[Figure collection entries]
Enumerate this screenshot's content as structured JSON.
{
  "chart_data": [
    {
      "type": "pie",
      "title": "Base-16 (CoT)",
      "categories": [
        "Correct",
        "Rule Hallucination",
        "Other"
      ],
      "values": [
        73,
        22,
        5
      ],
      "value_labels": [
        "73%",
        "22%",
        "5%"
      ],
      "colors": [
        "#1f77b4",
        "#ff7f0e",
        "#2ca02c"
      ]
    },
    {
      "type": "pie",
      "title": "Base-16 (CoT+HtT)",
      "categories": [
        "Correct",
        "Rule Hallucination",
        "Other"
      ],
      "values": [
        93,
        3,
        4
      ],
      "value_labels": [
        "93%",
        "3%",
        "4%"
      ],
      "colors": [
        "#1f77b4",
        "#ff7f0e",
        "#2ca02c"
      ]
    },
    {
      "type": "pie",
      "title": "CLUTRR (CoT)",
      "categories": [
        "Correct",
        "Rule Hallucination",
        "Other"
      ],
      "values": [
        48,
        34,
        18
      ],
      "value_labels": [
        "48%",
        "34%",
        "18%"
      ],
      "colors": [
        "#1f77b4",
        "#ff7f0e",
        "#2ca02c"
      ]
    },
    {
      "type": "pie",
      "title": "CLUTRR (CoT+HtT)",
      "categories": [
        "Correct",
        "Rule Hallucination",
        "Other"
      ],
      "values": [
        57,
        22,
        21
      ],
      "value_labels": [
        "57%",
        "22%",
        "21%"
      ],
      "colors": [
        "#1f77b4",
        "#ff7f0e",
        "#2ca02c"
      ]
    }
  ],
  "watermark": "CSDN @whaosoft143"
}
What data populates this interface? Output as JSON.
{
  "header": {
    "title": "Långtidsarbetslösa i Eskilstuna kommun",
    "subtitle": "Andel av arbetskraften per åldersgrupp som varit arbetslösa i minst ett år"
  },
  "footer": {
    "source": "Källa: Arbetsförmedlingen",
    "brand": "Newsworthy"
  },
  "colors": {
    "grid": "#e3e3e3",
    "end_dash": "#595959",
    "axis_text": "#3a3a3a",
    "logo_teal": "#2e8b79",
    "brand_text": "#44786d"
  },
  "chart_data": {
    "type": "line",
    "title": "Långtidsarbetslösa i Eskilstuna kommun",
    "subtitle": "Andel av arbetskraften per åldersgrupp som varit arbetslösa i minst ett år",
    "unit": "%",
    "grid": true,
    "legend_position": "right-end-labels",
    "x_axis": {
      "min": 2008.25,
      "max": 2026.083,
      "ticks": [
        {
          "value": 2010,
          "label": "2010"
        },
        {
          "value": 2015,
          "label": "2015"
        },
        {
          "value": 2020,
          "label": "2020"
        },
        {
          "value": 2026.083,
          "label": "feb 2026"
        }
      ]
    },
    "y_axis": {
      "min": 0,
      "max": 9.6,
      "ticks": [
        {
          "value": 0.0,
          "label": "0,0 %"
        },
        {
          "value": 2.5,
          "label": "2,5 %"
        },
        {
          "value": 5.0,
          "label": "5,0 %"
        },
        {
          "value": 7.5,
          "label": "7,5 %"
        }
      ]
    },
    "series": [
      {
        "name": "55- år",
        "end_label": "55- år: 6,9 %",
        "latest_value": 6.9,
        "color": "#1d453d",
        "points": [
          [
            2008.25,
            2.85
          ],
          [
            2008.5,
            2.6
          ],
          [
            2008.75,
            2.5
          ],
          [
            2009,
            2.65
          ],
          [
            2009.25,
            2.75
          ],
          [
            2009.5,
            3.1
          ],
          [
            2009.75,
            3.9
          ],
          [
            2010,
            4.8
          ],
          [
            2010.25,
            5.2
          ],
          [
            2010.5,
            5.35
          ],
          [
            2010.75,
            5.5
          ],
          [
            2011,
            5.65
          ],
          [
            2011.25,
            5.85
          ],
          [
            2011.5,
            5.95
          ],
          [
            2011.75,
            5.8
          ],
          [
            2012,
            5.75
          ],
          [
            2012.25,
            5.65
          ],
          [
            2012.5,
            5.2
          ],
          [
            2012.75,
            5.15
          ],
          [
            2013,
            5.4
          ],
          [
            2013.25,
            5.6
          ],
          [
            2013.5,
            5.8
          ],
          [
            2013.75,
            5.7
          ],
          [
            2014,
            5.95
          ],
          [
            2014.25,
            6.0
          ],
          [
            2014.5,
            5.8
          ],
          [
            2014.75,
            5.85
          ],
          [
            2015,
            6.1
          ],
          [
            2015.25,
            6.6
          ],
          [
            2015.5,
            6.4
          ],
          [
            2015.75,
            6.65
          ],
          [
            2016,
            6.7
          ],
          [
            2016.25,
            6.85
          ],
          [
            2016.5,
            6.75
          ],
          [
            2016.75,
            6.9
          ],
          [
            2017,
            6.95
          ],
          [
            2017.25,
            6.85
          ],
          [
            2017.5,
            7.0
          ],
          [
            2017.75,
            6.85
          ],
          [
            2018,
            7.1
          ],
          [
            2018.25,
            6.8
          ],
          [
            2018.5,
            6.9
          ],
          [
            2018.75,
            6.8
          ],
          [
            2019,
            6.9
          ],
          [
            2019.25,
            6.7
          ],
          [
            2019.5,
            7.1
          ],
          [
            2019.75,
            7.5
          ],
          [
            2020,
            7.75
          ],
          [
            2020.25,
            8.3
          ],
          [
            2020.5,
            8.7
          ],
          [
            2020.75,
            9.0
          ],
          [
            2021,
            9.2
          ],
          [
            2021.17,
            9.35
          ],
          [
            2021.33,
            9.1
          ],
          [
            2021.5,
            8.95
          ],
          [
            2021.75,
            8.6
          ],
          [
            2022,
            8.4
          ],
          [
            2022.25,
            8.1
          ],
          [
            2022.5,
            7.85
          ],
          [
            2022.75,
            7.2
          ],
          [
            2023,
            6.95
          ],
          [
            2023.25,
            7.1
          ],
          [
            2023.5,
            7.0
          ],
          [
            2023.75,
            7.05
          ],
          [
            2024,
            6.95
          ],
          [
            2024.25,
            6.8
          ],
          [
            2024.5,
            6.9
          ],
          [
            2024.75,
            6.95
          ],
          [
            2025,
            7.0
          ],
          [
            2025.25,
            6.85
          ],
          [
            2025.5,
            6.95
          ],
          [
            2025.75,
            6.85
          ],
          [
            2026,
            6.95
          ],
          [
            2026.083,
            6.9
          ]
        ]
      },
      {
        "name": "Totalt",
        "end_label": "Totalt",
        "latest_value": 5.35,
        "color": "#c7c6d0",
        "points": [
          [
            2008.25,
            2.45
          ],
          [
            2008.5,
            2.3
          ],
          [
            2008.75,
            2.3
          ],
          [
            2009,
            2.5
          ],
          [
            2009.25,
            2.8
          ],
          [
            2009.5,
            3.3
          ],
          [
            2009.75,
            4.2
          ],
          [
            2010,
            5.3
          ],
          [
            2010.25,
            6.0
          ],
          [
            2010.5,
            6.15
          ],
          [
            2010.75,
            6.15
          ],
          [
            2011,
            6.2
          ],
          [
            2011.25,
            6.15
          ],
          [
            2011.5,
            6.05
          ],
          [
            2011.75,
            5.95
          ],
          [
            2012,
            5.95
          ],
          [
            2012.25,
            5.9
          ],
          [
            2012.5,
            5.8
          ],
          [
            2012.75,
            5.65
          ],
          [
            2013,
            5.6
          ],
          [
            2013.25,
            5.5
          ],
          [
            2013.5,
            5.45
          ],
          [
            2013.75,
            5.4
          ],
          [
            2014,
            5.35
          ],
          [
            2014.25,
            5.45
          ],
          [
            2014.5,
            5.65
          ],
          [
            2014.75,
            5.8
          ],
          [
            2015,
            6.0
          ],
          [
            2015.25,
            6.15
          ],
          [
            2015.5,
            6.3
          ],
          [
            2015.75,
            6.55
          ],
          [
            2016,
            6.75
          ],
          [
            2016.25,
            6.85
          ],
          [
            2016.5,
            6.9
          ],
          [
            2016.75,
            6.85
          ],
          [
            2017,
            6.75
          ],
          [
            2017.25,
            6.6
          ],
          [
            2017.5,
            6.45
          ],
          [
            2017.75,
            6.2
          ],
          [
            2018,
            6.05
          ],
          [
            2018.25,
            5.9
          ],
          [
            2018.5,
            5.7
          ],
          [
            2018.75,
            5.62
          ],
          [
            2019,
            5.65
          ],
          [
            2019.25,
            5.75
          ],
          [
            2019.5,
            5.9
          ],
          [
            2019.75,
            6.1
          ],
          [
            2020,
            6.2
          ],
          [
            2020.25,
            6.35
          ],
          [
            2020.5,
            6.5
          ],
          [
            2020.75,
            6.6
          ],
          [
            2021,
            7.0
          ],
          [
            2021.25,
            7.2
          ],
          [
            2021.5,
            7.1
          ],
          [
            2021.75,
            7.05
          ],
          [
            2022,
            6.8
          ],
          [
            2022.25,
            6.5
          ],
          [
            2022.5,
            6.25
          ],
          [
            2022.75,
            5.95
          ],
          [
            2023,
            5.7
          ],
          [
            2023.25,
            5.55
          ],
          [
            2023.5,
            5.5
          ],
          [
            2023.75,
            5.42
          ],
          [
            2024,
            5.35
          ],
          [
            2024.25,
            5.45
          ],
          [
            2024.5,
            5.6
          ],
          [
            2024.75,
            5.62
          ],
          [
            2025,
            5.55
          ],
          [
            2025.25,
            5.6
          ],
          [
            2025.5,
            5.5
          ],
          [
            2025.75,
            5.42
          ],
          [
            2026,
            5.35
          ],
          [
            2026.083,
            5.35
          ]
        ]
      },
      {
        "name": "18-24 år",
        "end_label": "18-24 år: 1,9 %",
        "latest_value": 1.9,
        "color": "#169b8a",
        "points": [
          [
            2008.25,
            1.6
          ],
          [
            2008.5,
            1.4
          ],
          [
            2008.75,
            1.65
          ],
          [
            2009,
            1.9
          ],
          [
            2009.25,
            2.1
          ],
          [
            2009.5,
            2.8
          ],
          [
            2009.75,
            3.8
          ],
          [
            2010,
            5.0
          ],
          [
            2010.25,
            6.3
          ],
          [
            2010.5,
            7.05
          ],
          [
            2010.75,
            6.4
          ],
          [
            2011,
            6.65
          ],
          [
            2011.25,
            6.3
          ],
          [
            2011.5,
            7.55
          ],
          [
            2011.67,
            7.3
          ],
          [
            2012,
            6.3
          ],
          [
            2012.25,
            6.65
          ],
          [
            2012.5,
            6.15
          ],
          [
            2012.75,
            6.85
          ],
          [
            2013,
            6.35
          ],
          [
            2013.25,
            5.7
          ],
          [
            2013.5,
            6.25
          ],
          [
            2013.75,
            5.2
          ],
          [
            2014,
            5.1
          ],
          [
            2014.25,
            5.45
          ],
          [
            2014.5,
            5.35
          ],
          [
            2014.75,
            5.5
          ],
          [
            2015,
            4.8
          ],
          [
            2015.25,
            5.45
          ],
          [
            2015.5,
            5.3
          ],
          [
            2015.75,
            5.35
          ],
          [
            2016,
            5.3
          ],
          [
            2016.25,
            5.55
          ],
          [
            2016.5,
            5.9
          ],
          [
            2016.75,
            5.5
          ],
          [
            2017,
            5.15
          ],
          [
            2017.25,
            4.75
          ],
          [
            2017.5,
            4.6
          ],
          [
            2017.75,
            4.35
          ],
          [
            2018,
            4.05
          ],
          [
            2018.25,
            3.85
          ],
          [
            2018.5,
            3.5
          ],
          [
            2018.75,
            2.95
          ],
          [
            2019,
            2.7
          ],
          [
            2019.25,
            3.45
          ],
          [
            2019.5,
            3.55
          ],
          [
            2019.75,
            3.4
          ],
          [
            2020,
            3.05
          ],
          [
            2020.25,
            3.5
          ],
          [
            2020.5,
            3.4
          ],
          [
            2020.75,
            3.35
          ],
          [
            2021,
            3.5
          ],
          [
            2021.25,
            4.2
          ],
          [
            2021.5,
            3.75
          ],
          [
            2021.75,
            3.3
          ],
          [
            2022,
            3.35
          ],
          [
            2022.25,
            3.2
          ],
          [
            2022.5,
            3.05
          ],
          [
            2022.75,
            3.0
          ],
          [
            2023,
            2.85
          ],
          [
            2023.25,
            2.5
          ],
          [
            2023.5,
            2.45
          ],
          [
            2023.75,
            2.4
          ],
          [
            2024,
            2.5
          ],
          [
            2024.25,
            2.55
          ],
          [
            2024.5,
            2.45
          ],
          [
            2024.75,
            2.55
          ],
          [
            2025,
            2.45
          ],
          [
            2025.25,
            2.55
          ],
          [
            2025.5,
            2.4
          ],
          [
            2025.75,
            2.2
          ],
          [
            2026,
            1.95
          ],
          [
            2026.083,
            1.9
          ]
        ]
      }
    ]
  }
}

● GIVEN EXERCISE
Which lines of the material contain the string "arbetskraften"? List each of them.

● TASK RESPONSE
    "subtitle": "Andel av arbetskraften per åldersgrupp som varit arbetslösa i minst ett år"
    "subtitle": "Andel av arbetskraften per åldersgrupp som varit arbetslösa i minst ett år",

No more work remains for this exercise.